[ Base Class ]
Solver
configure
solve
Solve the planning optimization problem to find optimal actions.
Parameters:
-
info_dict(dict) –Dictionary containing environment state information.
-
init_action(Tensor | None, default:None) –Optional initial action sequence to warm-start the solver.
Returns:
-
dict–Dictionary containing optimized actions and other solver-specific info.
[ Implementations ]
CEMSolver
CEMSolver(
model: Costable,
batch_size: int = 1,
num_samples: int = 300,
var_scale: float = 1,
n_steps: int = 30,
topk: int = 30,
device: str | device = 'cpu',
seed: int = 1234,
)
Cross Entropy Method solver for action optimization.
Parameters:
-
model(Costable) –World model implementing the Costable protocol.
-
batch_size(int, default:1) –Number of environments to process in parallel.
-
num_samples(int, default:300) –Number of action candidates to sample per iteration.
-
var_scale(float, default:1) –Initial variance scale for the action distribution.
-
n_steps(int, default:30) –Number of CEM iterations.
-
topk(int, default:30) –Number of elite samples to keep for distribution update.
-
device(str | device, default:'cpu') –Device for tensor computations.
-
seed(int, default:1234) –Random seed for reproducibility.
configure
Configure the solver with environment specifications.
solve
Solve the planning problem using Cross Entropy Method.
MPPISolver
MPPISolver(
model: Costable,
batch_size: int = 1,
num_samples: int = 300,
var_scale: float = 1.0,
n_steps: int = 30,
topk: int = 30,
temperature: float = 0.5,
device: str | device = 'cpu',
seed: int = 1234,
)
Model Predictive Path Integral solver for action optimization.
Parameters:
-
model(Costable) –World model implementing the Costable protocol.

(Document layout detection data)
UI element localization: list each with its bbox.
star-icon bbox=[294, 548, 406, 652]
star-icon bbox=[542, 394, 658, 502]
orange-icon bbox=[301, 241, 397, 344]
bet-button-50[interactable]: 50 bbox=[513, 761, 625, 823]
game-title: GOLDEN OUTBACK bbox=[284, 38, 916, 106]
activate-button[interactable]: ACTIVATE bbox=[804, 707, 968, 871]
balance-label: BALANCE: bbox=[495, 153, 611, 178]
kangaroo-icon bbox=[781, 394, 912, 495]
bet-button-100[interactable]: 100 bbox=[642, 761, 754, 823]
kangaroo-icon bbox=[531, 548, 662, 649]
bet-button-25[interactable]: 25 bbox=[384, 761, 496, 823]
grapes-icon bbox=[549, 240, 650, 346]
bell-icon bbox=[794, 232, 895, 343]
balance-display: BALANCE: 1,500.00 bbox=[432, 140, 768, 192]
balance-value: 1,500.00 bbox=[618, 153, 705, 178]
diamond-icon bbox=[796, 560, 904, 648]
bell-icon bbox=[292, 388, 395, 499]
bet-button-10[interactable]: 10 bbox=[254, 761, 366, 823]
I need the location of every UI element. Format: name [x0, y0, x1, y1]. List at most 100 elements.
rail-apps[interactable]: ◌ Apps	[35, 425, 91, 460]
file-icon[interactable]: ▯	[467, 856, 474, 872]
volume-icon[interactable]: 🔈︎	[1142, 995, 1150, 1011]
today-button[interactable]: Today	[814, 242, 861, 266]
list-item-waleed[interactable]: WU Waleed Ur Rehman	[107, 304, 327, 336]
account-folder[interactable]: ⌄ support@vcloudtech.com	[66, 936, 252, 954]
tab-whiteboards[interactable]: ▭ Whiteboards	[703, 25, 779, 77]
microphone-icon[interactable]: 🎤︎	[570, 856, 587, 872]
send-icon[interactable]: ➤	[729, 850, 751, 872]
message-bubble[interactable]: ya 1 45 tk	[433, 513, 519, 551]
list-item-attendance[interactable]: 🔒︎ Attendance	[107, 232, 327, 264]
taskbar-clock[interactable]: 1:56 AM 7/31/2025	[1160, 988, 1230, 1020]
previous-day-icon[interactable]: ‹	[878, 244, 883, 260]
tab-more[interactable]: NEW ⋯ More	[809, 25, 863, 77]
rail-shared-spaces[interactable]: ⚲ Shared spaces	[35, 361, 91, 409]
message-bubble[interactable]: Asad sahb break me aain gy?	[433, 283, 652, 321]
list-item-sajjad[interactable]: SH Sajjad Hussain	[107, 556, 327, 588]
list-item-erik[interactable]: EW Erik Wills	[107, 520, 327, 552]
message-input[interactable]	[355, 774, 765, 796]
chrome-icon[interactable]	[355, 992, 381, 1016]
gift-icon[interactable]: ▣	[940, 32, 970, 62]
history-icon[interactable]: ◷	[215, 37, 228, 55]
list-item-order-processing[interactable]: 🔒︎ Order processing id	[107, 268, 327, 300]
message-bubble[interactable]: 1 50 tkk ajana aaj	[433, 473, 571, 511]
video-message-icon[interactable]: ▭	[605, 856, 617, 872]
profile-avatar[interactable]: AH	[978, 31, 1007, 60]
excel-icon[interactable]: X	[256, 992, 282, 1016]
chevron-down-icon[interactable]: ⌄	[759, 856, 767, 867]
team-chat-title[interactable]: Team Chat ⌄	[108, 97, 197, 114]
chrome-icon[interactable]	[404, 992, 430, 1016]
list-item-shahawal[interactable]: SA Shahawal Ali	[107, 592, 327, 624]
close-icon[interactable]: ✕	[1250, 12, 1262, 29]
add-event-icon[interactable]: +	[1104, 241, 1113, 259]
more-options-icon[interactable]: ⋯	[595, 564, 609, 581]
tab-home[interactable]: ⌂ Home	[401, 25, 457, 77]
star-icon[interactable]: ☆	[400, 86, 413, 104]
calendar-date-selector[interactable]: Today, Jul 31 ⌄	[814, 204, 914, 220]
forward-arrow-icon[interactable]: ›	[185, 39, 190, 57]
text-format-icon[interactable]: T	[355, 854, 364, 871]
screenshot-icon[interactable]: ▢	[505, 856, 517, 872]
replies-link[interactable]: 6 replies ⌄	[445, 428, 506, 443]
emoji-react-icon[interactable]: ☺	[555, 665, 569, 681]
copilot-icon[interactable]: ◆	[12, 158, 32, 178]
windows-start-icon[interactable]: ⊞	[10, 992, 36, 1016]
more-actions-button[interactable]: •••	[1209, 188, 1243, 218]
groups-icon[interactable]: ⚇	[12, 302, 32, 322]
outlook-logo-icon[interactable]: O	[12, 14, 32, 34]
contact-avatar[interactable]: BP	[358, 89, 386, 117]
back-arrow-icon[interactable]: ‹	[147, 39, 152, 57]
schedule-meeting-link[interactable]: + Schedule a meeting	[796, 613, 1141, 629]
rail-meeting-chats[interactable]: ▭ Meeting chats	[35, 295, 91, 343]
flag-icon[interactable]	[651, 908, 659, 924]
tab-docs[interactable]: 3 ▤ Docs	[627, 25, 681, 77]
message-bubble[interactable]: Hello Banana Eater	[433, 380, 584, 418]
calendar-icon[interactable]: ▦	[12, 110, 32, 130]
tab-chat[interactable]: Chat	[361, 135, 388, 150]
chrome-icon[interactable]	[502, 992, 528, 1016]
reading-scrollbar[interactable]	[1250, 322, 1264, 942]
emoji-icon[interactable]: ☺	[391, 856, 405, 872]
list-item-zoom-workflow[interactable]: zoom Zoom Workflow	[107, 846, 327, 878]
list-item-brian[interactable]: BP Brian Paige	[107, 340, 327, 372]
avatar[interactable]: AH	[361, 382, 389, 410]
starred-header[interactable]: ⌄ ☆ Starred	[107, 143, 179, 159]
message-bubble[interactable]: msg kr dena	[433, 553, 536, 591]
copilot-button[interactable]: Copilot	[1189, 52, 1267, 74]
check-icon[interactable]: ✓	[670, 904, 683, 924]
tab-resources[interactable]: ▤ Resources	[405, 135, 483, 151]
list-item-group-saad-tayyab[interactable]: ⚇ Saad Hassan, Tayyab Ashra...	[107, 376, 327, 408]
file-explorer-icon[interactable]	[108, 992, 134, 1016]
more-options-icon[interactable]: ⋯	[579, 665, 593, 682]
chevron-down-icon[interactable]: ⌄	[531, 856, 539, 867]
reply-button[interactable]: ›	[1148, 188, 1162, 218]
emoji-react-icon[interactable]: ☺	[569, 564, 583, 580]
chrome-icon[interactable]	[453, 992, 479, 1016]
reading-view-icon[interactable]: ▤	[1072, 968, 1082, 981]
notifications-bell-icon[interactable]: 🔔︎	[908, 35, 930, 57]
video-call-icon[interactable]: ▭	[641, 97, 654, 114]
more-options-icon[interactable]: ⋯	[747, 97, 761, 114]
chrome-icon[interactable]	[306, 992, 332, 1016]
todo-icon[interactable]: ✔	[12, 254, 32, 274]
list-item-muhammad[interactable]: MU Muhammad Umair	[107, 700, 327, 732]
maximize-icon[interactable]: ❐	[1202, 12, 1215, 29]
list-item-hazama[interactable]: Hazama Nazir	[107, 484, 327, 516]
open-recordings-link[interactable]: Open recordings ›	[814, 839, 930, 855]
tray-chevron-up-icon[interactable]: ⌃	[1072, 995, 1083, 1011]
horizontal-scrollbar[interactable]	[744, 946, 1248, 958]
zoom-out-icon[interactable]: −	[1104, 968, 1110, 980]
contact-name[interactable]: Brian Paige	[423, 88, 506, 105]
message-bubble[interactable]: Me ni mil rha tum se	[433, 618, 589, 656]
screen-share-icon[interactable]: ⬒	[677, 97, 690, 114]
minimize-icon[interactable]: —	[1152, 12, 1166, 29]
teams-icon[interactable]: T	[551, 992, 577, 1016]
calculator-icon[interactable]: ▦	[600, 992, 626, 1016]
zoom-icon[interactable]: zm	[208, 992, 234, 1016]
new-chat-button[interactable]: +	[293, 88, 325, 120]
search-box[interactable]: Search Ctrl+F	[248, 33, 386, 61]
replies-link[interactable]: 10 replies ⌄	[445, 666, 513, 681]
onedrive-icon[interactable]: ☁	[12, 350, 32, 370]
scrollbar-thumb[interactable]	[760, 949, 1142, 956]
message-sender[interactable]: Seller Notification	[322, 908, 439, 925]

* _PROBLEMS TO SOLVE_
**a.** Sum up the solver reference page in two sentences.
**b.** Put this sentence from the solver reference page into Spanish: "Solve the planning optimization problem to find optimal actions."
**c.** Write the next part of the solver reference page, picking up right after its last line.

* _TASK-BY-TASK OUTPUTS_
**a.** The page documents a base Solver class whose solve method finds optimal actions for a planning optimization problem, taking a dictionary of environment state information and an optional initial action sequence and returning a dictionary of optimized actions and other solver-specific info. It then lists two implementations, CEMSolver, which uses the Cross Entropy Method, and MPPISolver, a Model Predictive Path Integral solver, both built on a world model implementing the Costable protocol, with settings such as batch size, number of samples, iteration count and random seed, and MPPISolver also takes a temperature.

**b.** Resuelve el problema de optimización de planificación para encontrar acciones óptimas.

**c.**
-
batch_size(int, default:1) –Number of environments to process in parallel.
-
num_samples(int, default:300) –Number of action candidates to sample per iteration.
-
var_scale(float, default:1.0) –Initial variance scale for action noise.
-
n_steps(int, default:30) –Number of MPPI iterations.
-
topk(int, default:30) –Number of elite samples for weighted averaging.
-
temperature(float, default:0.5) –Temperature parameter for softmax weighting.
-
device(str | device, default:'cpu') –Device for tensor computations.
-
seed(int, default:1234) –Random seed for reproducibility.
configure
Configure the solver with environment specifications.
solve
Solve the planning problem using MPPI.
GradientSolver
GradientSolver(
model: Costable,
n_steps: int,
batch_size: int | None = None,
var_scale: float = 1,
num_samples: int = 1,
action_noise: float = 0.0,
device: str | device = 'cpu',
seed: int = 1234,
optimizer_cls: type[Optimizer] = SGD,
optimizer_kwargs: dict | None = None,
)
Bases: Module
Gradient-based solver using backpropagation through the world model.
Parameters:
-
model(Costable) –World model implementing the Costable protocol.
-
n_steps(int) –Number of gradient descent iterations.
-
batch_size(int | None, default:None) –Number of environments to process in parallel.
-
var_scale(float, default:1) –Initial variance scale for action perturbations.
-
num_samples(int, default:1) –Number of action samples to optimize in parallel.
-
action_noise(float, default:0.0) –Noise added to actions during optimization.
-
device(str | device, default:'cpu') –Device for tensor computations.
-
seed(int, default:1234) –Random seed for reproducibility.
-
optimizer_cls(type[Optimizer], default:SGD) –PyTorch optimizer class to use.
-
optimizer_kwargs(dict | None, default:None) –Keyword arguments for the optimizer.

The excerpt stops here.